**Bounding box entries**
»»

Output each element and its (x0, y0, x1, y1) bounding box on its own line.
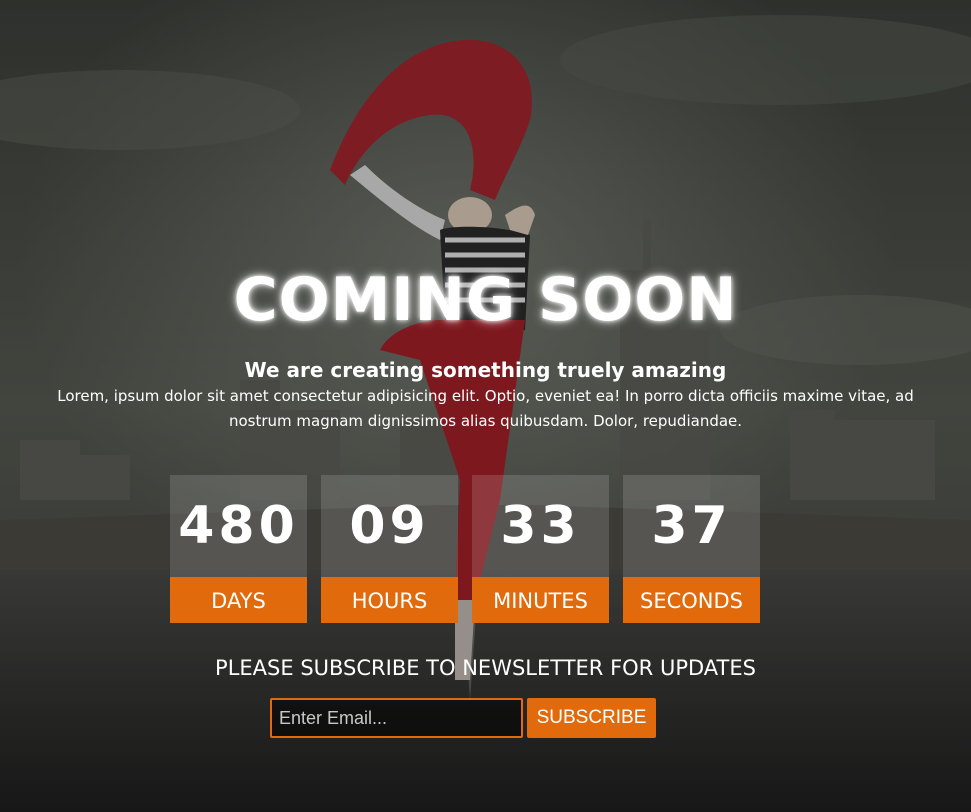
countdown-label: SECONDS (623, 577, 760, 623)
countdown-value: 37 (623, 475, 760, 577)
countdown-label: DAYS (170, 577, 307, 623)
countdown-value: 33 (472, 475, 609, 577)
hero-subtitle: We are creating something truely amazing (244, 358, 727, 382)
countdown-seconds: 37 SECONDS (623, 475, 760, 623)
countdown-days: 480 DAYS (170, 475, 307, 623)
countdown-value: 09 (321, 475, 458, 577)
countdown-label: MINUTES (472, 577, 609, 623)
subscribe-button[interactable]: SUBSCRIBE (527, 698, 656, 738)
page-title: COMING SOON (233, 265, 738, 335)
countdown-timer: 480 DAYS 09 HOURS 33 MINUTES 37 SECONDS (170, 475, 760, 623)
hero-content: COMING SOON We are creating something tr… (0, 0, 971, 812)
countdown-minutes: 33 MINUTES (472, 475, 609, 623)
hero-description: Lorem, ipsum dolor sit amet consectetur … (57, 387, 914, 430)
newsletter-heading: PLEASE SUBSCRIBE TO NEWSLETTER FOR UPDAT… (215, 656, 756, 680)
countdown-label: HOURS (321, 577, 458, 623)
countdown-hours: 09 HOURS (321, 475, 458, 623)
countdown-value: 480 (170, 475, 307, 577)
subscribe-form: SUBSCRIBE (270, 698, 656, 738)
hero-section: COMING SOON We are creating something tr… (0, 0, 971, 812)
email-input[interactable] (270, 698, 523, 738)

««

**Work to be completed**
Format every line of the data above as a JSON list of strings, one string per line, skipping blank lines and leaving out the pictures.

**Task response**
[
  "Output each element and its (x0, y0, x1, y1) bounding box on its own line.",
  "countdown-label: SECONDS (623, 577, 760, 623)",
  "countdown-value: 37 (623, 475, 760, 577)",
  "countdown-label: DAYS (170, 577, 307, 623)",
  "countdown-value: 33 (472, 475, 609, 577)",
  "hero-subtitle: We are creating something truely amazing (244, 358, 727, 382)",
  "countdown-seconds: 37 SECONDS (623, 475, 760, 623)",
  "countdown-days: 480 DAYS (170, 475, 307, 623)",
  "countdown-value: 09 (321, 475, 458, 577)",
  "countdown-label: MINUTES (472, 577, 609, 623)",
  "subscribe-button[interactable]: SUBSCRIBE (527, 698, 656, 738)",
  "page-title: COMING SOON (233, 265, 738, 335)",
  "countdown-timer: 480 DAYS 09 HOURS 33 MINUTES 37 SECONDS (170, 475, 760, 623)",
  "hero-content: COMING SOON We are creating something tr… (0, 0, 971, 812)",
  "countdown-minutes: 33 MINUTES (472, 475, 609, 623)",
  "hero-description: Lorem, ipsum dolor sit amet consectetur … (57, 387, 914, 430)",
  "newsletter-heading: PLEASE SUBSCRIBE TO NEWSLETTER FOR UPDAT… (215, 656, 756, 680)",
  "countdown-label: HOURS (321, 577, 458, 623)",
  "countdown-hours: 09 HOURS (321, 475, 458, 623)",
  "countdown-value: 480 (170, 475, 307, 577)",
  "subscribe-form: SUBSCRIBE (270, 698, 656, 738)",
  "hero-section: COMING SOON We are creating something tr… (0, 0, 971, 812)",
  "email-input[interactable] (270, 698, 523, 738)"
]